──────── DATA SECTION
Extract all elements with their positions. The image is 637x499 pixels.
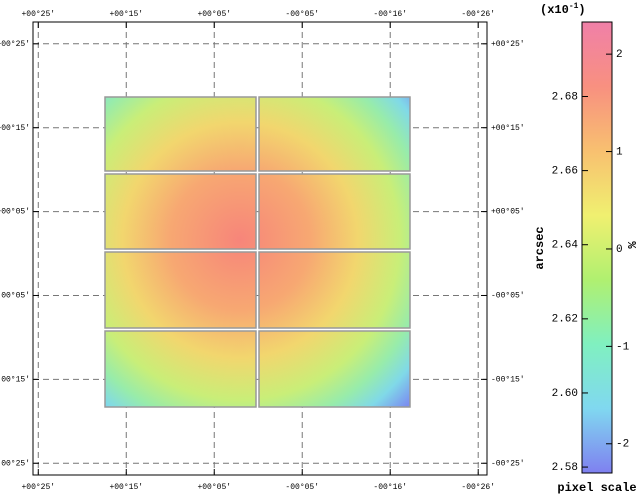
colorbar [581, 21, 613, 474]
x-tick-label: +00°25' [21, 10, 55, 19]
y-tick-label: +00°25' [491, 40, 525, 49]
x-tick-label: +00°15' [109, 483, 143, 492]
scale-suffix: ) [578, 3, 585, 17]
x-tick-label: +00°05' [197, 483, 231, 492]
colorbar-tick-label: 2.58 [552, 462, 578, 474]
colorbar-tick-label: 1 [616, 146, 623, 158]
scale-exponent: -1 [569, 2, 579, 11]
y-tick-label: +00°05' [0, 208, 30, 217]
y-tick-label: -00°25' [491, 459, 525, 468]
colorbar-tick-label: 2 [616, 49, 623, 61]
chip [104, 96, 257, 172]
x-tick-label: +00°25' [21, 483, 55, 492]
colorbar-tick-label: 2.68 [552, 91, 578, 103]
x-tick-label: -00°05' [285, 483, 319, 492]
chip [258, 330, 411, 408]
colorbar-tick-label: 2.66 [552, 166, 578, 178]
y-tick-label: +00°25' [0, 40, 30, 49]
y-tick-label: +00°15' [0, 124, 30, 133]
y-tick-label: -00°15' [0, 375, 30, 384]
colorbar-label-right: % [624, 241, 637, 249]
chip [104, 251, 257, 329]
colorbar-tick-label: -1 [616, 341, 630, 353]
colorbar-tick-label: -2 [616, 439, 629, 451]
x-tick-label: -00°26' [461, 483, 495, 492]
x-tick-label: -00°26' [461, 10, 495, 19]
colorbar-tick-label: 0 [616, 244, 623, 256]
y-tick-label: -00°15' [491, 375, 525, 384]
chip [258, 173, 411, 250]
colorbar-title: pixel scale [557, 481, 636, 495]
chip [258, 96, 411, 172]
x-tick-label: -00°16' [373, 10, 407, 19]
y-tick-label: -00°05' [0, 292, 30, 301]
colorbar-tick-label: 2.60 [552, 388, 578, 400]
detector-field [104, 96, 411, 408]
scale-prefix: (x10 [540, 3, 569, 17]
x-tick-label: +00°05' [197, 10, 231, 19]
y-tick-label: +00°15' [491, 124, 525, 133]
x-tick-label: -00°16' [373, 483, 407, 492]
colorbar-label: arcsec [533, 226, 547, 269]
x-tick-label: -00°05' [285, 10, 319, 19]
y-tick-label: +00°05' [491, 208, 525, 217]
colorbar-tick-label: 2.64 [552, 240, 579, 252]
y-tick-label: -00°05' [491, 292, 525, 301]
colorbar-tick-label: 2.62 [552, 314, 578, 326]
chip [104, 330, 257, 408]
x-tick-label: +00°15' [109, 10, 143, 19]
chip [258, 251, 411, 329]
scale-multiplier: (x10-1) [540, 2, 586, 17]
y-tick-label: -00°25' [0, 459, 30, 468]
chip [104, 173, 257, 250]
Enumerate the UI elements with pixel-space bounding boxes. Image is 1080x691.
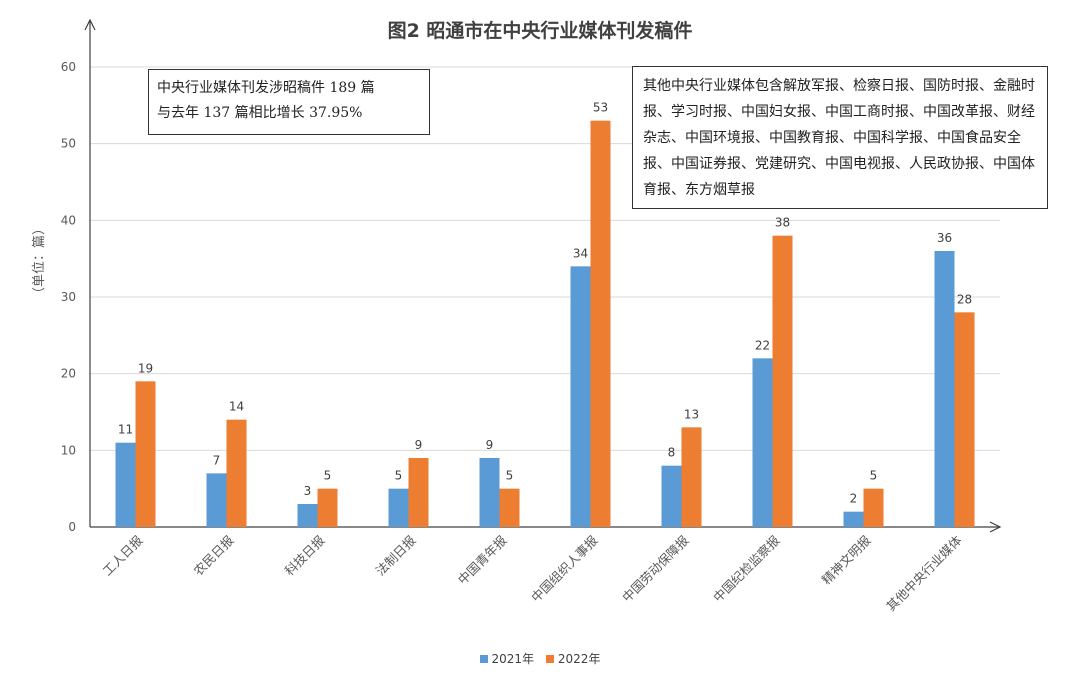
────────────────
- WORK TO COMPLETE
Copy all of the material above word for word, leaving out the pictures.

- COMPLETE RESPONSE
Extract all elements with their positions. The image is 637x499 pixels.
colorbar [581, 21, 613, 474]
x-tick-label: +00°25' [21, 10, 55, 19]
y-tick-label: +00°25' [491, 40, 525, 49]
x-tick-label: +00°15' [109, 483, 143, 492]
scale-suffix: ) [578, 3, 585, 17]
x-tick-label: +00°05' [197, 483, 231, 492]
colorbar-tick-label: 2.58 [552, 462, 578, 474]
colorbar-tick-label: 1 [616, 146, 623, 158]
scale-exponent: -1 [569, 2, 579, 11]
y-tick-label: +00°05' [0, 208, 30, 217]
y-tick-label: -00°25' [491, 459, 525, 468]
colorbar-tick-label: 2 [616, 49, 623, 61]
chip [104, 96, 257, 172]
x-tick-label: +00°25' [21, 483, 55, 492]
colorbar-tick-label: 2.68 [552, 91, 578, 103]
x-tick-label: -00°05' [285, 483, 319, 492]
chip [258, 330, 411, 408]
colorbar-tick-label: 2.66 [552, 166, 578, 178]
y-tick-label: +00°25' [0, 40, 30, 49]
y-tick-label: +00°15' [0, 124, 30, 133]
y-tick-label: -00°15' [0, 375, 30, 384]
colorbar-label-right: % [624, 241, 637, 249]
chip [104, 251, 257, 329]
colorbar-tick-label: -1 [616, 341, 630, 353]
colorbar-tick-label: -2 [616, 439, 629, 451]
x-tick-label: -00°26' [461, 483, 495, 492]
x-tick-label: -00°26' [461, 10, 495, 19]
colorbar-tick-label: 0 [616, 244, 623, 256]
y-tick-label: -00°15' [491, 375, 525, 384]
chip [258, 173, 411, 250]
colorbar-title: pixel scale [557, 481, 636, 495]
chip [258, 96, 411, 172]
x-tick-label: -00°16' [373, 10, 407, 19]
y-tick-label: -00°05' [0, 292, 30, 301]
colorbar-tick-label: 2.60 [552, 388, 578, 400]
detector-field [104, 96, 411, 408]
scale-prefix: (x10 [540, 3, 569, 17]
x-tick-label: +00°05' [197, 10, 231, 19]
y-tick-label: +00°15' [491, 124, 525, 133]
x-tick-label: -00°16' [373, 483, 407, 492]
colorbar-label: arcsec [533, 226, 547, 269]
x-tick-label: -00°05' [285, 10, 319, 19]
y-tick-label: +00°05' [491, 208, 525, 217]
colorbar-tick-label: 2.64 [552, 240, 579, 252]
y-tick-label: -00°05' [491, 292, 525, 301]
colorbar-tick-label: 2.62 [552, 314, 578, 326]
chip [104, 330, 257, 408]
x-tick-label: +00°15' [109, 10, 143, 19]
chip [258, 251, 411, 329]
scale-multiplier: (x10-1) [540, 2, 586, 17]
y-tick-label: -00°25' [0, 459, 30, 468]
chip [104, 173, 257, 250]
Enumerate the UI elements with pixel-space bounding boxes. Image is 1080x691.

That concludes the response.